■ OBJECTIVE:
The records below should be written out again, exactly.

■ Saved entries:
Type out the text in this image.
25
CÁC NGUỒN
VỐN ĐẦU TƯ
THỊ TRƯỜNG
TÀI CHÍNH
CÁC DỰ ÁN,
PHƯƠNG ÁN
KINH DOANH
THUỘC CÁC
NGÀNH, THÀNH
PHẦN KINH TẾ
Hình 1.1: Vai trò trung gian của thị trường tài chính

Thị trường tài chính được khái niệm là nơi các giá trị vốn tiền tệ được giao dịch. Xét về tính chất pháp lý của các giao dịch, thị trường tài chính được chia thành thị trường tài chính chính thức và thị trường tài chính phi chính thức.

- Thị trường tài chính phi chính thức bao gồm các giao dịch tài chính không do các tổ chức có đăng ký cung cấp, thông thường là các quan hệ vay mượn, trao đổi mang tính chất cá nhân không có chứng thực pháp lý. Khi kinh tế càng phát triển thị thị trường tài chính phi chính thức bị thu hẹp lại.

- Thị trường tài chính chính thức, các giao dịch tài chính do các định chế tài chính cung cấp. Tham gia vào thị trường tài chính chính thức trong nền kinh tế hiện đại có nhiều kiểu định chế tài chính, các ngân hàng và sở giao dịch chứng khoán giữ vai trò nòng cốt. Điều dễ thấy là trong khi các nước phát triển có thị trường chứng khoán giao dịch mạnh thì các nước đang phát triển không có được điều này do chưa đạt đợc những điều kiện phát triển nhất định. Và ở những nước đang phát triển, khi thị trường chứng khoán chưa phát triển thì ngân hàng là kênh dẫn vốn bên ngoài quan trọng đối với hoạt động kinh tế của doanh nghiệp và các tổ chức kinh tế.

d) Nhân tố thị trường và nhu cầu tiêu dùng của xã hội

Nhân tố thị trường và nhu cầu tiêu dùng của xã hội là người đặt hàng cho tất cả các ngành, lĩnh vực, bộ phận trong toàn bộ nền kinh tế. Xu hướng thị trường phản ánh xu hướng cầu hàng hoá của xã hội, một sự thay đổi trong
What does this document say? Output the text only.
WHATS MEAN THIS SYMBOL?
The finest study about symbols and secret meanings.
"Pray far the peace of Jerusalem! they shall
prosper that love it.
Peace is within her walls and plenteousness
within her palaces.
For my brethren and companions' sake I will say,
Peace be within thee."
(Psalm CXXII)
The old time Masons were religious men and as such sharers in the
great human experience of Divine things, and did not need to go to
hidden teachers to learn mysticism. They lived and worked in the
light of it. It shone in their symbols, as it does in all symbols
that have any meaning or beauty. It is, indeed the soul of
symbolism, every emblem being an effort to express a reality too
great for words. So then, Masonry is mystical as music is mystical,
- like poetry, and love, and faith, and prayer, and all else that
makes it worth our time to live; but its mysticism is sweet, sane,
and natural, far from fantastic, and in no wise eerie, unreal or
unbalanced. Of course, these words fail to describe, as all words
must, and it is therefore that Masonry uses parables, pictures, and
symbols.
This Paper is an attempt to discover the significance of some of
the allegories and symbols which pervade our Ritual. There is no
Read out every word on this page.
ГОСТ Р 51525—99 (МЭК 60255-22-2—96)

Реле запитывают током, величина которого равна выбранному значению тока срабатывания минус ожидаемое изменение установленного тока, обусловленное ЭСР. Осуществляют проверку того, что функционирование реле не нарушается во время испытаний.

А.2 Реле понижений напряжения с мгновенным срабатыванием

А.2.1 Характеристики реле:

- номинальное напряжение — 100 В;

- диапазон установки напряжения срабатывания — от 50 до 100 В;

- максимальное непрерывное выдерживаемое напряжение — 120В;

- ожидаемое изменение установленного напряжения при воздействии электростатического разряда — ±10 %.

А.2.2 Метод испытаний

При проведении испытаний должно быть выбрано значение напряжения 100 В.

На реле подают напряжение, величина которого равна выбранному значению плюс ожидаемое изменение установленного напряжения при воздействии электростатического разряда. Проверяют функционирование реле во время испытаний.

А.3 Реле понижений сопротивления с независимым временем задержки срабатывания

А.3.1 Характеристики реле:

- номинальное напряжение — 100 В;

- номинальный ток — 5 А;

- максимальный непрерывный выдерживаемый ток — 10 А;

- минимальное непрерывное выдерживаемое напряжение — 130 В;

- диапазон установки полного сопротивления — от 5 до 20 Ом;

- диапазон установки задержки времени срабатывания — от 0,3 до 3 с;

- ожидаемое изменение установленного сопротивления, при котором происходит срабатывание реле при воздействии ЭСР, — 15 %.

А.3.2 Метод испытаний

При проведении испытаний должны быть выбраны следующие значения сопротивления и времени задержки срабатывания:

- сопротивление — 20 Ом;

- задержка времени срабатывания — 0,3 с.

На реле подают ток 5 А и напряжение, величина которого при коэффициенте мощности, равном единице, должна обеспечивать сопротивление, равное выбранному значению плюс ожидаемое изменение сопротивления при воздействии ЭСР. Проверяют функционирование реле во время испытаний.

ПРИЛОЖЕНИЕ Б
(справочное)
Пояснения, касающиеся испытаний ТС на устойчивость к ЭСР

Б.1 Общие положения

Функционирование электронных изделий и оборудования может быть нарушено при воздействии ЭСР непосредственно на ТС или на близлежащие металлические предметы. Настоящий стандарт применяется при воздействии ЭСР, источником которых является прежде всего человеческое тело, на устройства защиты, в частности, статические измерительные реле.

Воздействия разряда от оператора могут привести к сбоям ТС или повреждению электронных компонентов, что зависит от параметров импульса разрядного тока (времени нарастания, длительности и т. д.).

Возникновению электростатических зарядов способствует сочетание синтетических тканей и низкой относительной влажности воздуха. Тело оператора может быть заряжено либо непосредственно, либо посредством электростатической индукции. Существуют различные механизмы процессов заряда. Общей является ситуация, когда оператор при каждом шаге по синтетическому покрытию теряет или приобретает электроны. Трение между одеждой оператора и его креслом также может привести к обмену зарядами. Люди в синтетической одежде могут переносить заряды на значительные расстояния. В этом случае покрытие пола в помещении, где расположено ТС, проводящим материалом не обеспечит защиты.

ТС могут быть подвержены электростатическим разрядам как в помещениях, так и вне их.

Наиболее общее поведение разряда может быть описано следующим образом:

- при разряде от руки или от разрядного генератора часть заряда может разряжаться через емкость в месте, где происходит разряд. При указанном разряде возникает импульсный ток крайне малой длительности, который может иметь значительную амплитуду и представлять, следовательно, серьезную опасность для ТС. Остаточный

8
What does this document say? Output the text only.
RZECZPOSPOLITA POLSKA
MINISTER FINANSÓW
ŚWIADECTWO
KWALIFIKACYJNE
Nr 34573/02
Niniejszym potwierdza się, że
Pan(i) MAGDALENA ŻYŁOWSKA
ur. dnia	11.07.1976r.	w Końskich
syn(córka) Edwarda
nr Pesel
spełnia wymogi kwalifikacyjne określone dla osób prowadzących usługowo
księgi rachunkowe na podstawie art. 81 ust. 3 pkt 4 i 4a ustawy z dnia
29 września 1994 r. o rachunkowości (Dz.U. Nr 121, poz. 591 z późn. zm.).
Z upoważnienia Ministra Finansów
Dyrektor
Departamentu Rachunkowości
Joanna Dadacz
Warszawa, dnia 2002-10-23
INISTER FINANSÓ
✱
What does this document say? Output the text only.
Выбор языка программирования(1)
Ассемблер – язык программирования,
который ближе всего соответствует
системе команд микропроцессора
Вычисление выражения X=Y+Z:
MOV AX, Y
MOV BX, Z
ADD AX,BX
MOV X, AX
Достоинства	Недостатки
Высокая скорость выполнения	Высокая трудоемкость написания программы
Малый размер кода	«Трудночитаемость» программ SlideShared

■ TASK RESPONSE:
Type out the text in this image.
25
CÁC NGUỒN
VỐN ĐẦU TƯ
THỊ TRƯỜNG
TÀI CHÍNH
CÁC DỰ ÁN,
PHƯƠNG ÁN
KINH DOANH
THUỘC CÁC
NGÀNH, THÀNH
PHẦN KINH TẾ
Hình 1.1: Vai trò trung gian của thị trường tài chính

Thị trường tài chính được khái niệm là nơi các giá trị vốn tiền tệ được giao dịch. Xét về tính chất pháp lý của các giao dịch, thị trường tài chính được chia thành thị trường tài chính chính thức và thị trường tài chính phi chính thức.

- Thị trường tài chính phi chính thức bao gồm các giao dịch tài chính không do các tổ chức có đăng ký cung cấp, thông thường là các quan hệ vay mượn, trao đổi mang tính chất cá nhân không có chứng thực pháp lý. Khi kinh tế càng phát triển thị thị trường tài chính phi chính thức bị thu hẹp lại.

- Thị trường tài chính chính thức, các giao dịch tài chính do các định chế tài chính cung cấp. Tham gia vào thị trường tài chính chính thức trong nền kinh tế hiện đại có nhiều kiểu định chế tài chính, các ngân hàng và sở giao dịch chứng khoán giữ vai trò nòng cốt. Điều dễ thấy là trong khi các nước phát triển có thị trường chứng khoán giao dịch mạnh thì các nước đang phát triển không có được điều này do chưa đạt đợc những điều kiện phát triển nhất định. Và ở những nước đang phát triển, khi thị trường chứng khoán chưa phát triển thì ngân hàng là kênh dẫn vốn bên ngoài quan trọng đối với hoạt động kinh tế của doanh nghiệp và các tổ chức kinh tế.

d) Nhân tố thị trường và nhu cầu tiêu dùng của xã hội

Nhân tố thị trường và nhu cầu tiêu dùng của xã hội là người đặt hàng cho tất cả các ngành, lĩnh vực, bộ phận trong toàn bộ nền kinh tế. Xu hướng thị trường phản ánh xu hướng cầu hàng hoá của xã hội, một sự thay đổi trong
What does this document say? Output the text only.
WHATS MEAN THIS SYMBOL?
The finest study about symbols and secret meanings.
"Pray far the peace of Jerusalem! they shall
prosper that love it.
Peace is within her walls and plenteousness
within her palaces.
For my brethren and companions' sake I will say,
Peace be within thee."
(Psalm CXXII)
The old time Masons were religious men and as such sharers in the
great human experience of Divine things, and did not need to go to
hidden teachers to learn mysticism. They lived and worked in the
light of it. It shone in their symbols, as it does in all symbols
that have any meaning or beauty. It is, indeed the soul of
symbolism, every emblem being an effort to express a reality too
great for words. So then, Masonry is mystical as music is mystical,
- like poetry, and love, and faith, and prayer, and all else that
makes it worth our time to live; but its mysticism is sweet, sane,
and natural, far from fantastic, and in no wise eerie, unreal or
unbalanced. Of course, these words fail to describe, as all words
must, and it is therefore that Masonry uses parables, pictures, and
symbols.
This Paper is an attempt to discover the significance of some of
the allegories and symbols which pervade our Ritual. There is no
Read out every word on this page.
ГОСТ Р 51525—99 (МЭК 60255-22-2—96)

Реле запитывают током, величина которого равна выбранному значению тока срабатывания минус ожидаемое изменение установленного тока, обусловленное ЭСР. Осуществляют проверку того, что функционирование реле не нарушается во время испытаний.

А.2 Реле понижений напряжения с мгновенным срабатыванием

А.2.1 Характеристики реле:

- номинальное напряжение — 100 В;

- диапазон установки напряжения срабатывания — от 50 до 100 В;

- максимальное непрерывное выдерживаемое напряжение — 120В;

- ожидаемое изменение установленного напряжения при воздействии электростатического разряда — ±10 %.

А.2.2 Метод испытаний

При проведении испытаний должно быть выбрано значение напряжения 100 В.

На реле подают напряжение, величина которого равна выбранному значению плюс ожидаемое изменение установленного напряжения при воздействии электростатического разряда. Проверяют функционирование реле во время испытаний.

А.3 Реле понижений сопротивления с независимым временем задержки срабатывания

А.3.1 Характеристики реле:

- номинальное напряжение — 100 В;

- номинальный ток — 5 А;

- максимальный непрерывный выдерживаемый ток — 10 А;

- минимальное непрерывное выдерживаемое напряжение — 130 В;

- диапазон установки полного сопротивления — от 5 до 20 Ом;

- диапазон установки задержки времени срабатывания — от 0,3 до 3 с;

- ожидаемое изменение установленного сопротивления, при котором происходит срабатывание реле при воздействии ЭСР, — 15 %.

А.3.2 Метод испытаний

При проведении испытаний должны быть выбраны следующие значения сопротивления и времени задержки срабатывания:

- сопротивление — 20 Ом;

- задержка времени срабатывания — 0,3 с.

На реле подают ток 5 А и напряжение, величина которого при коэффициенте мощности, равном единице, должна обеспечивать сопротивление, равное выбранному значению плюс ожидаемое изменение сопротивления при воздействии ЭСР. Проверяют функционирование реле во время испытаний.

ПРИЛОЖЕНИЕ Б
(справочное)
Пояснения, касающиеся испытаний ТС на устойчивость к ЭСР

Б.1 Общие положения

Функционирование электронных изделий и оборудования может быть нарушено при воздействии ЭСР непосредственно на ТС или на близлежащие металлические предметы. Настоящий стандарт применяется при воздействии ЭСР, источником которых является прежде всего человеческое тело, на устройства защиты, в частности, статические измерительные реле.

Воздействия разряда от оператора могут привести к сбоям ТС или повреждению электронных компонентов, что зависит от параметров импульса разрядного тока (времени нарастания, длительности и т. д.).

Возникновению электростатических зарядов способствует сочетание синтетических тканей и низкой относительной влажности воздуха. Тело оператора может быть заряжено либо непосредственно, либо посредством электростатической индукции. Существуют различные механизмы процессов заряда. Общей является ситуация, когда оператор при каждом шаге по синтетическому покрытию теряет или приобретает электроны. Трение между одеждой оператора и его креслом также может привести к обмену зарядами. Люди в синтетической одежде могут переносить заряды на значительные расстояния. В этом случае покрытие пола в помещении, где расположено ТС, проводящим материалом не обеспечит защиты.

ТС могут быть подвержены электростатическим разрядам как в помещениях, так и вне их.

Наиболее общее поведение разряда может быть описано следующим образом:

- при разряде от руки или от разрядного генератора часть заряда может разряжаться через емкость в месте, где происходит разряд. При указанном разряде возникает импульсный ток крайне малой длительности, который может иметь значительную амплитуду и представлять, следовательно, серьезную опасность для ТС. Остаточный

8
What does this document say? Output the text only.
RZECZPOSPOLITA POLSKA
MINISTER FINANSÓW
ŚWIADECTWO
KWALIFIKACYJNE
Nr 34573/02
Niniejszym potwierdza się, że
Pan(i) MAGDALENA ŻYŁOWSKA
ur. dnia	11.07.1976r.	w Końskich
syn(córka) Edwarda
nr Pesel
spełnia wymogi kwalifikacyjne określone dla osób prowadzących usługowo
księgi rachunkowe na podstawie art. 81 ust. 3 pkt 4 i 4a ustawy z dnia
29 września 1994 r. o rachunkowości (Dz.U. Nr 121, poz. 591 z późn. zm.).
Z upoważnienia Ministra Finansów
Dyrektor
Departamentu Rachunkowości
Joanna Dadacz
Warszawa, dnia 2002-10-23
INISTER FINANSÓ
✱
What does this document say? Output the text only.
Выбор языка программирования(1)
Ассемблер – язык программирования,
который ближе всего соответствует
системе команд микропроцессора
Вычисление выражения X=Y+Z:
MOV AX, Y
MOV BX, Z
ADD AX,BX
MOV X, AX
Достоинства	Недостатки
Высокая скорость выполнения	Высокая трудоемкость написания программы
Малый размер кода	«Трудночитаемость» программ SlideShared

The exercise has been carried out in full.